## [Aim of the task]
Restate all of the entries exactly, dropping any pictures they hold.

## [Dataset records]
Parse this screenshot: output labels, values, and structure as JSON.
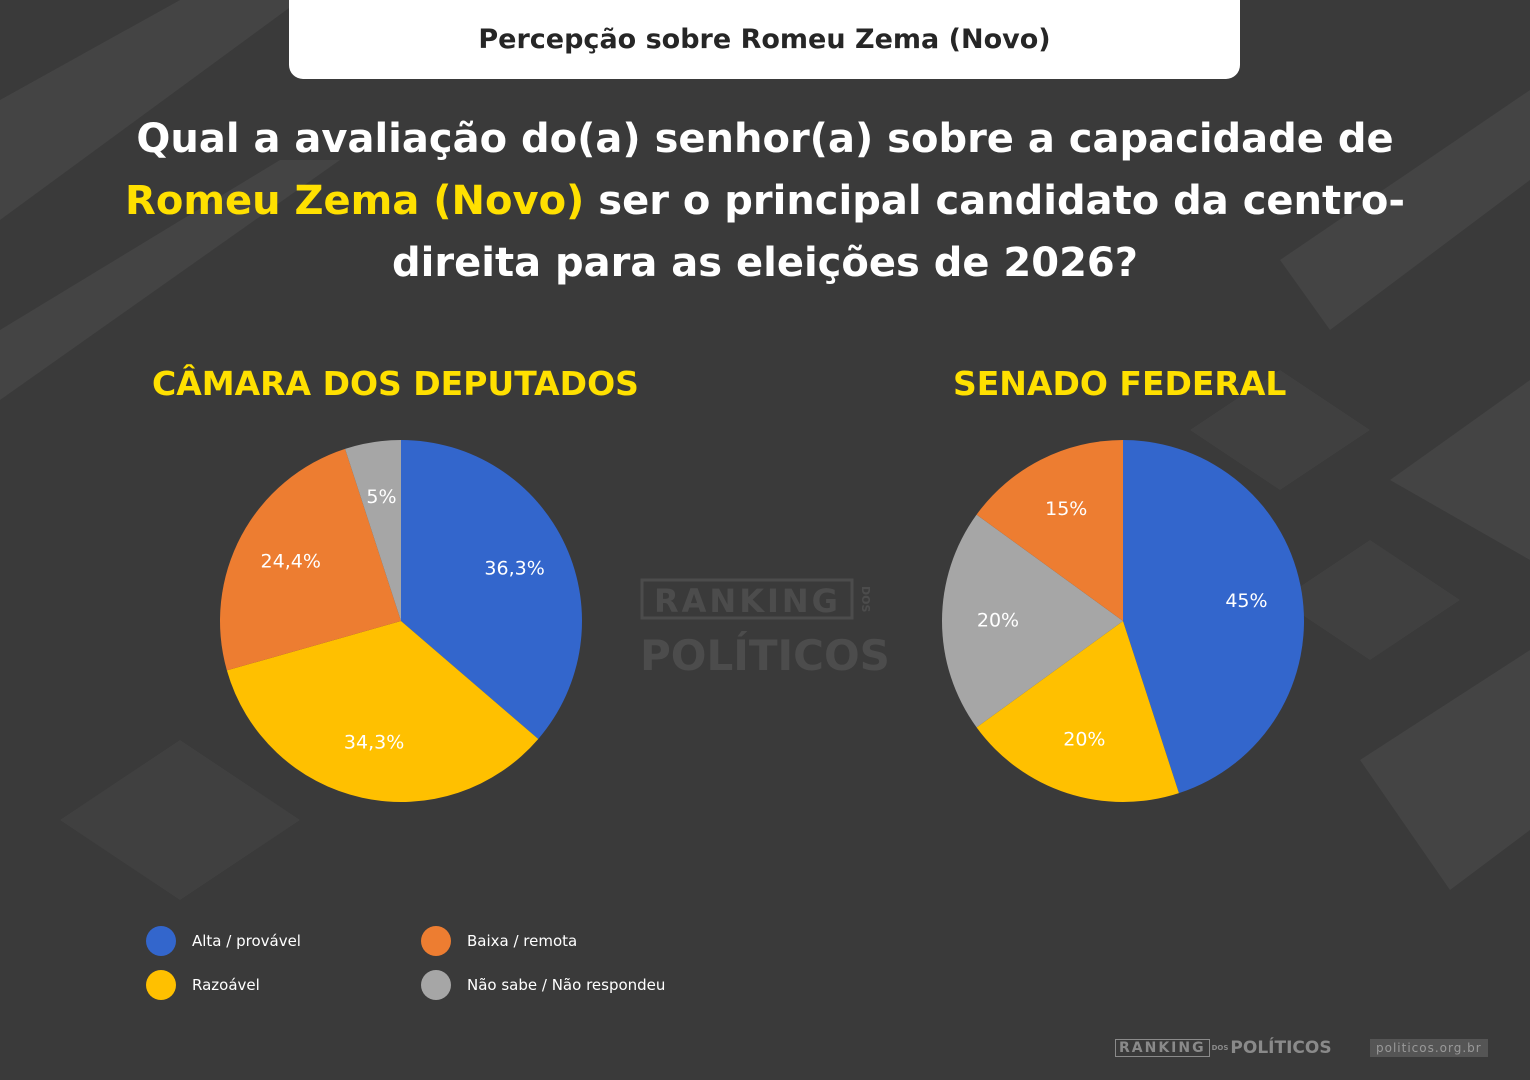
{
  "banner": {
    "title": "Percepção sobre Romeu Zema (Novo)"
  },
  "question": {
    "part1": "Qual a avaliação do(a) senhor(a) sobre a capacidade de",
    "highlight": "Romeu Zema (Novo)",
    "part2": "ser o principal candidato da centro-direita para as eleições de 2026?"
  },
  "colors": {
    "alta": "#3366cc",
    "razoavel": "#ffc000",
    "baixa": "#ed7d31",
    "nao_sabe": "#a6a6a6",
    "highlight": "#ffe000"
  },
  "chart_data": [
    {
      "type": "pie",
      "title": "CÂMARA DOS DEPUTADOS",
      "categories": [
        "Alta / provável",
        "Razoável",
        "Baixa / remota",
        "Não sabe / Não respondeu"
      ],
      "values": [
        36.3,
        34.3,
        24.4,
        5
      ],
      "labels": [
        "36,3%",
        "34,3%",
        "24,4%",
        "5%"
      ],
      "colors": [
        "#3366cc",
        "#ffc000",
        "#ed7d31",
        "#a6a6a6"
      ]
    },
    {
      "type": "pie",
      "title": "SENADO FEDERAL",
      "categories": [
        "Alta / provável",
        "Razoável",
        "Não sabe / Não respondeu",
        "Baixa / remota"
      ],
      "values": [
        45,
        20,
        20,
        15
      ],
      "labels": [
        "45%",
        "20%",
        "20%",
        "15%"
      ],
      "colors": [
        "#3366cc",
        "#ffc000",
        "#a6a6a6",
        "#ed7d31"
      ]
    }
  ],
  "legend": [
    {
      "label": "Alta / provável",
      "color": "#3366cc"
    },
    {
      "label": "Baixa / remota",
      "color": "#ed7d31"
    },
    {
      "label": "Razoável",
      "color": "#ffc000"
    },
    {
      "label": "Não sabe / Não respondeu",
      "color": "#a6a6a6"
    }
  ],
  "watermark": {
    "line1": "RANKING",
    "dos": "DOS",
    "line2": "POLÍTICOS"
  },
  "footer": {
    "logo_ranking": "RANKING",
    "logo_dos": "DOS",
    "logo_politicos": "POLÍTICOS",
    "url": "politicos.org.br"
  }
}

## [Output of the exercise]
Parse this screenshot: output labels, values, and structure as JSON.
{
  "banner": {
    "title": "Percepção sobre Romeu Zema (Novo)"
  },
  "question": {
    "part1": "Qual a avaliação do(a) senhor(a) sobre a capacidade de",
    "highlight": "Romeu Zema (Novo)",
    "part2": "ser o principal candidato da centro-direita para as eleições de 2026?"
  },
  "colors": {
    "alta": "#3366cc",
    "razoavel": "#ffc000",
    "baixa": "#ed7d31",
    "nao_sabe": "#a6a6a6",
    "highlight": "#ffe000"
  },
  "chart_data": [
    {
      "type": "pie",
      "title": "CÂMARA DOS DEPUTADOS",
      "categories": [
        "Alta / provável",
        "Razoável",
        "Baixa / remota",
        "Não sabe / Não respondeu"
      ],
      "values": [
        36.3,
        34.3,
        24.4,
        5
      ],
      "labels": [
        "36,3%",
        "34,3%",
        "24,4%",
        "5%"
      ],
      "colors": [
        "#3366cc",
        "#ffc000",
        "#ed7d31",
        "#a6a6a6"
      ]
    },
    {
      "type": "pie",
      "title": "SENADO FEDERAL",
      "categories": [
        "Alta / provável",
        "Razoável",
        "Não sabe / Não respondeu",
        "Baixa / remota"
      ],
      "values": [
        45,
        20,
        20,
        15
      ],
      "labels": [
        "45%",
        "20%",
        "20%",
        "15%"
      ],
      "colors": [
        "#3366cc",
        "#ffc000",
        "#a6a6a6",
        "#ed7d31"
      ]
    }
  ],
  "legend": [
    {
      "label": "Alta / provável",
      "color": "#3366cc"
    },
    {
      "label": "Baixa / remota",
      "color": "#ed7d31"
    },
    {
      "label": "Razoável",
      "color": "#ffc000"
    },
    {
      "label": "Não sabe / Não respondeu",
      "color": "#a6a6a6"
    }
  ],
  "watermark": {
    "line1": "RANKING",
    "dos": "DOS",
    "line2": "POLÍTICOS"
  },
  "footer": {
    "logo_ranking": "RANKING",
    "logo_dos": "DOS",
    "logo_politicos": "POLÍTICOS",
    "url": "politicos.org.br"
  }
}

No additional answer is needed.